— BEGIN —

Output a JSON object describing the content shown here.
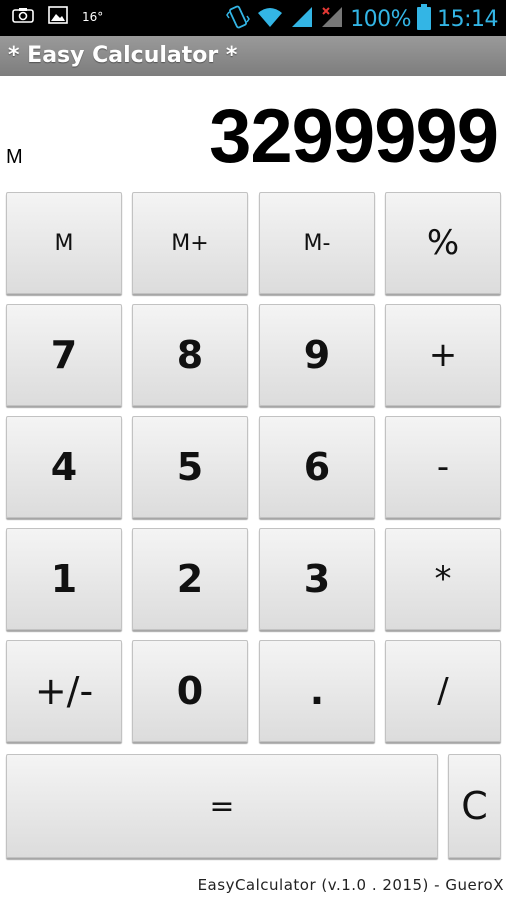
{
  "status_bar": {
    "temperature": "16°",
    "battery_percent": "100%",
    "time": "15:14",
    "accent_color": "#33b5e5",
    "icons": [
      "screenshot-icon",
      "image-icon",
      "vibrate-icon",
      "wifi-icon",
      "signal-icon",
      "signal-no-data-icon",
      "battery-icon"
    ]
  },
  "title_bar": {
    "title": "* Easy Calculator *"
  },
  "display": {
    "memory_indicator": "M",
    "value": "3299999"
  },
  "keypad": {
    "m": "M",
    "m_plus": "M+",
    "m_minus": "M-",
    "percent": "%",
    "seven": "7",
    "eight": "8",
    "nine": "9",
    "plus": "+",
    "four": "4",
    "five": "5",
    "six": "6",
    "minus": "-",
    "one": "1",
    "two": "2",
    "three": "3",
    "multiply": "*",
    "plus_minus": "+/-",
    "zero": "0",
    "decimal": ".",
    "divide": "/",
    "equals": "=",
    "clear": "C"
  },
  "footer": {
    "text": "EasyCalculator (v.1.0 . 2015) -  GueroX"
  }
}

— END —

* **WHAT TO WORK ON**
Repeat all the data as it stands, dropping any images it holds.

* **RESULT OF THIS EXERCISE**
Output a JSON object describing the content shown here.
{
  "status_bar": {
    "temperature": "16°",
    "battery_percent": "100%",
    "time": "15:14",
    "accent_color": "#33b5e5",
    "icons": [
      "screenshot-icon",
      "image-icon",
      "vibrate-icon",
      "wifi-icon",
      "signal-icon",
      "signal-no-data-icon",
      "battery-icon"
    ]
  },
  "title_bar": {
    "title": "* Easy Calculator *"
  },
  "display": {
    "memory_indicator": "M",
    "value": "3299999"
  },
  "keypad": {
    "m": "M",
    "m_plus": "M+",
    "m_minus": "M-",
    "percent": "%",
    "seven": "7",
    "eight": "8",
    "nine": "9",
    "plus": "+",
    "four": "4",
    "five": "5",
    "six": "6",
    "minus": "-",
    "one": "1",
    "two": "2",
    "three": "3",
    "multiply": "*",
    "plus_minus": "+/-",
    "zero": "0",
    "decimal": ".",
    "divide": "/",
    "equals": "=",
    "clear": "C"
  },
  "footer": {
    "text": "EasyCalculator (v.1.0 . 2015) -  GueroX"
  }
}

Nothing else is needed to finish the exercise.